## START Data supplied

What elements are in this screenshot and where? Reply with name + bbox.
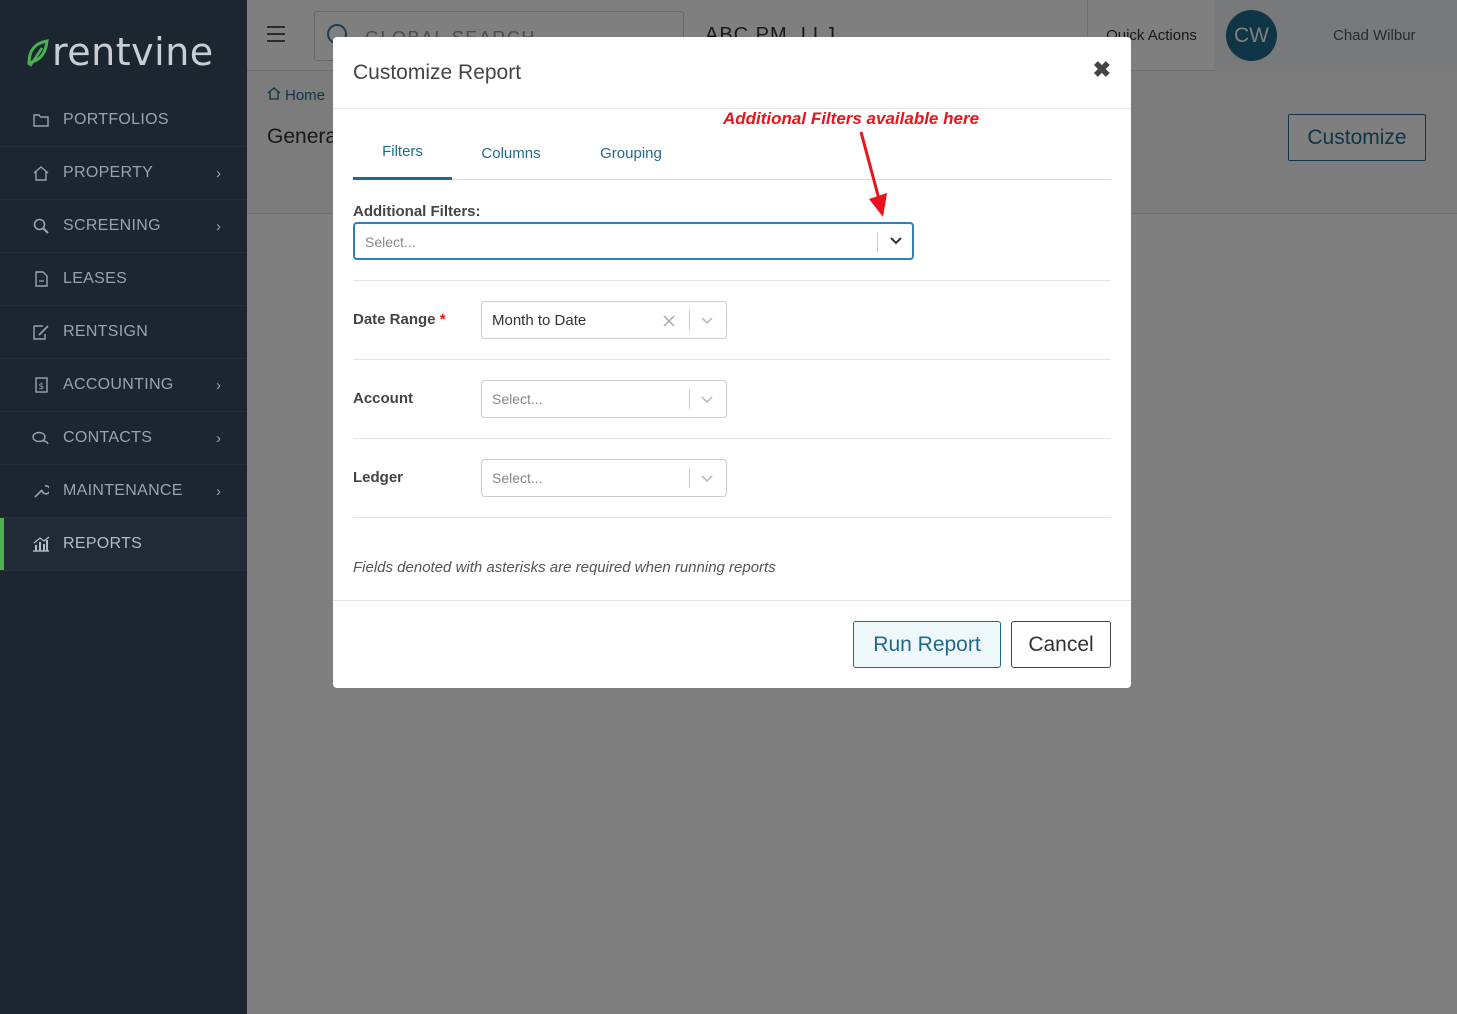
sidebar-item-label: PROPERTY (63, 164, 154, 181)
chevron-right-icon: › (216, 218, 222, 235)
rentvine-logo[interactable]: rentvine (26, 30, 214, 74)
cancel-button[interactable]: Cancel (1011, 621, 1111, 668)
additional-filters-label: Additional Filters: (353, 203, 481, 220)
annotation-arrow-icon (859, 131, 887, 217)
chevron-right-icon: › (216, 377, 222, 394)
tab-filters[interactable]: Filters (353, 126, 452, 180)
divider (353, 280, 1111, 281)
account-placeholder: Select... (492, 391, 543, 407)
sidebar-item-rentsign[interactable]: RENTSIGN (0, 306, 247, 359)
chevron-right-icon: › (216, 430, 222, 447)
document-icon (32, 270, 50, 288)
sidebar-item-reports[interactable]: REPORTS (0, 518, 247, 571)
sidebar-item-leases[interactable]: LEASES (0, 253, 247, 306)
account-label: Account (353, 390, 413, 407)
divider (353, 517, 1111, 518)
sidebar-item-label: CONTACTS (63, 429, 153, 446)
select-separator (689, 468, 690, 488)
close-icon[interactable]: ✖ (1093, 59, 1111, 81)
chart-icon (32, 535, 50, 553)
svg-text:$: $ (38, 382, 44, 392)
wrench-icon (32, 482, 50, 500)
select-separator (689, 389, 690, 409)
chat-icon (32, 429, 50, 447)
select-separator (689, 310, 690, 330)
run-report-button[interactable]: Run Report (853, 621, 1001, 668)
sidebar-item-maintenance[interactable]: MAINTENANCE › (0, 465, 247, 518)
magnify-icon (32, 217, 50, 235)
additional-filters-placeholder: Select... (365, 234, 416, 250)
sidebar-item-property[interactable]: PROPERTY › (0, 147, 247, 200)
sidebar-item-screening[interactable]: SCREENING › (0, 200, 247, 253)
folder-icon (32, 111, 50, 129)
date-range-select[interactable]: Month to Date (481, 301, 727, 339)
date-range-label: Date Range * (353, 311, 446, 328)
sidebar-nav: PORTFOLIOS PROPERTY › SCREENING › LEASES (0, 94, 247, 571)
modal-tabs: Filters Columns Grouping (353, 126, 1111, 180)
date-range-value: Month to Date (492, 312, 587, 329)
sign-icon (32, 323, 50, 341)
ledger-select[interactable]: Select... (481, 459, 727, 497)
sidebar-item-label: LEASES (63, 270, 128, 287)
sidebar-item-label: MAINTENANCE (63, 482, 183, 499)
modal-title: Customize Report (353, 61, 522, 84)
sidebar-item-label: SCREENING (63, 217, 161, 234)
ledger-placeholder: Select... (492, 470, 543, 486)
divider (353, 359, 1111, 360)
customize-report-modal: Customize Report ✖ Filters Columns Group… (333, 37, 1131, 688)
logo-text: rentvine (52, 30, 214, 74)
account-select[interactable]: Select... (481, 380, 727, 418)
tab-grouping[interactable]: Grouping (580, 126, 682, 180)
chevron-right-icon: › (216, 483, 222, 500)
modal-footer-divider (333, 600, 1131, 601)
chevron-down-icon[interactable] (700, 387, 714, 414)
ledger-label: Ledger (353, 469, 404, 486)
sidebar-item-label: RENTSIGN (63, 323, 149, 340)
required-fields-note: Fields denoted with asterisks are requir… (353, 559, 776, 576)
required-asterisk: * (439, 311, 446, 328)
clear-icon[interactable] (663, 310, 675, 337)
chevron-down-icon[interactable] (700, 466, 714, 493)
date-range-label-text: Date Range (353, 311, 436, 328)
chevron-right-icon: › (216, 165, 222, 182)
sidebar-item-label: ACCOUNTING (63, 376, 174, 393)
sidebar-item-label: PORTFOLIOS (63, 111, 169, 128)
divider (353, 438, 1111, 439)
sidebar-item-portfolios[interactable]: PORTFOLIOS (0, 94, 247, 147)
sidebar-item-label: REPORTS (63, 535, 143, 552)
select-separator (877, 232, 878, 252)
dollar-icon: $ (32, 376, 50, 394)
leaf-icon (26, 35, 50, 69)
modal-header: Customize Report ✖ (333, 37, 1131, 109)
additional-filters-select[interactable]: Select... (353, 222, 914, 260)
sidebar-item-accounting[interactable]: $ ACCOUNTING › (0, 359, 247, 412)
chevron-down-icon[interactable] (889, 229, 903, 256)
sidebar: rentvine PORTFOLIOS PROPERTY › SCREENING… (0, 0, 247, 1014)
sidebar-item-contacts[interactable]: CONTACTS › (0, 412, 247, 465)
annotation-callout: Additional Filters available here (723, 109, 980, 128)
chevron-down-icon[interactable] (700, 308, 714, 335)
tab-columns[interactable]: Columns (462, 126, 560, 180)
home-icon (32, 164, 50, 182)
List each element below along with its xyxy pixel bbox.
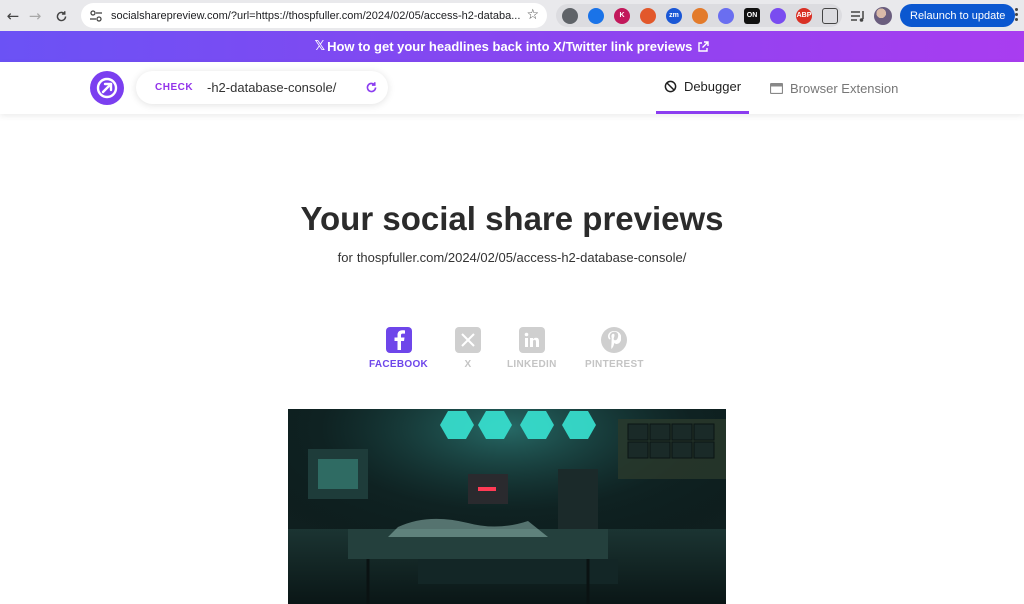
tab-browser-extension-label: Browser Extension (790, 80, 899, 96)
ext-icon-on[interactable]: ON (744, 7, 760, 24)
platform-tabs: FACEBOOK X LINKEDIN PINTEREST (0, 327, 1024, 377)
subtitle-prefix: for (337, 250, 353, 265)
tab-x-label: X (464, 359, 472, 370)
promo-banner[interactable]: 𝕏 How to get your headlines back into X/… (0, 31, 1024, 62)
forward-arrow-icon[interactable]: → (22, 3, 48, 29)
tab-browser-extension[interactable]: Browser Extension (770, 62, 905, 114)
external-link-icon (697, 40, 710, 53)
promo-banner-text[interactable]: How to get your headlines back into X/Tw… (327, 39, 692, 54)
ext-icon-k[interactable]: K (614, 7, 630, 24)
page-subtitle: for thospfuller.com/2024/02/05/access-h2-… (0, 250, 1024, 265)
ext-icon-abp[interactable]: ABP (796, 7, 812, 24)
address-bar[interactable]: socialsharepreview.com/?url=https://thos… (81, 3, 547, 28)
ext-icon-wp[interactable] (640, 7, 656, 24)
subtitle-url: thospfuller.com/2024/02/05/access-h2-dat… (356, 250, 687, 265)
browser-window-icon (770, 82, 783, 94)
tab-debugger-label: Debugger (683, 79, 742, 94)
url-input[interactable] (207, 80, 357, 95)
reading-list-icon[interactable] (850, 8, 866, 24)
ext-icon-2[interactable] (588, 7, 604, 24)
facebook-icon (385, 327, 412, 353)
ext-icon-fox[interactable] (692, 7, 708, 24)
x-icon (455, 327, 481, 353)
tab-linkedin[interactable]: LINKEDIN (507, 327, 557, 370)
address-url: socialsharepreview.com/?url=https://thos… (111, 9, 521, 22)
extensions-bar: Kzm ON ABP (556, 4, 842, 27)
reload-icon[interactable] (48, 3, 74, 29)
linkedin-icon (518, 327, 545, 353)
tab-facebook-label: FACEBOOK (369, 359, 429, 370)
toolbar-right: Relaunch to update (850, 4, 1016, 27)
tab-x[interactable]: X (455, 327, 481, 370)
tab-pinterest-label: PINTEREST (585, 359, 644, 370)
url-check-box: CHECK (136, 71, 388, 104)
check-button[interactable]: CHECK (155, 82, 207, 93)
bookmark-star-icon[interactable]: ☆ (526, 7, 539, 23)
ext-icon-cloud[interactable] (718, 7, 734, 24)
preview-image (288, 409, 726, 604)
tab-debugger[interactable]: Debugger (656, 62, 749, 114)
site-logo-icon[interactable] (90, 71, 124, 105)
ext-icon-1[interactable] (562, 7, 578, 24)
browser-menu-icon[interactable] (1015, 8, 1019, 21)
tab-pinterest[interactable]: PINTEREST (585, 327, 644, 370)
profile-avatar[interactable] (874, 6, 892, 25)
app-header: CHECK Debugger Browser Extension (0, 62, 1024, 114)
refresh-icon[interactable] (364, 80, 378, 94)
x-logo-icon: 𝕏 (314, 39, 326, 54)
tab-facebook[interactable]: FACEBOOK (369, 327, 428, 370)
ext-icon-zm[interactable]: zm (666, 7, 682, 24)
relaunch-button[interactable]: Relaunch to update (900, 4, 1016, 27)
extensions-puzzle-icon[interactable] (822, 7, 838, 24)
tab-linkedin-label: LINKEDIN (507, 359, 557, 370)
site-settings-icon[interactable] (89, 9, 103, 23)
ext-icon-circle[interactable] (770, 7, 786, 24)
browser-toolbar: ← → socialsharepreview.com/?url=https://… (0, 0, 1024, 31)
page-title: Your social share previews (300, 200, 724, 237)
debug-icon (664, 80, 677, 93)
pinterest-icon (601, 327, 628, 353)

## END Data supplied

> _What to produce_: Rewrite the data from the line containing "tab-browser-extension-label: Browser Extension" to the line containing "external-link-icon (697, 40, 710, 53)" as a JSON list of strings, one string per line, with both of those lines included.

> _Solution for this problem_:
[
  "tab-browser-extension-label: Browser Extension (790, 80, 899, 96)",
  "ext-icon-on[interactable]: ON (744, 7, 760, 24)",
  "platform-tabs: FACEBOOK X LINKEDIN PINTEREST (0, 327, 1024, 377)",
  "subtitle-prefix: for (337, 250, 353, 265)",
  "tab-x-label: X (464, 359, 472, 370)",
  "promo-banner[interactable]: 𝕏 How to get your headlines back into X/… (0, 31, 1024, 62)",
  "forward-arrow-icon[interactable]: → (22, 3, 48, 29)",
  "tab-browser-extension[interactable]: Browser Extension (770, 62, 905, 114)",
  "external-link-icon (697, 40, 710, 53)"
]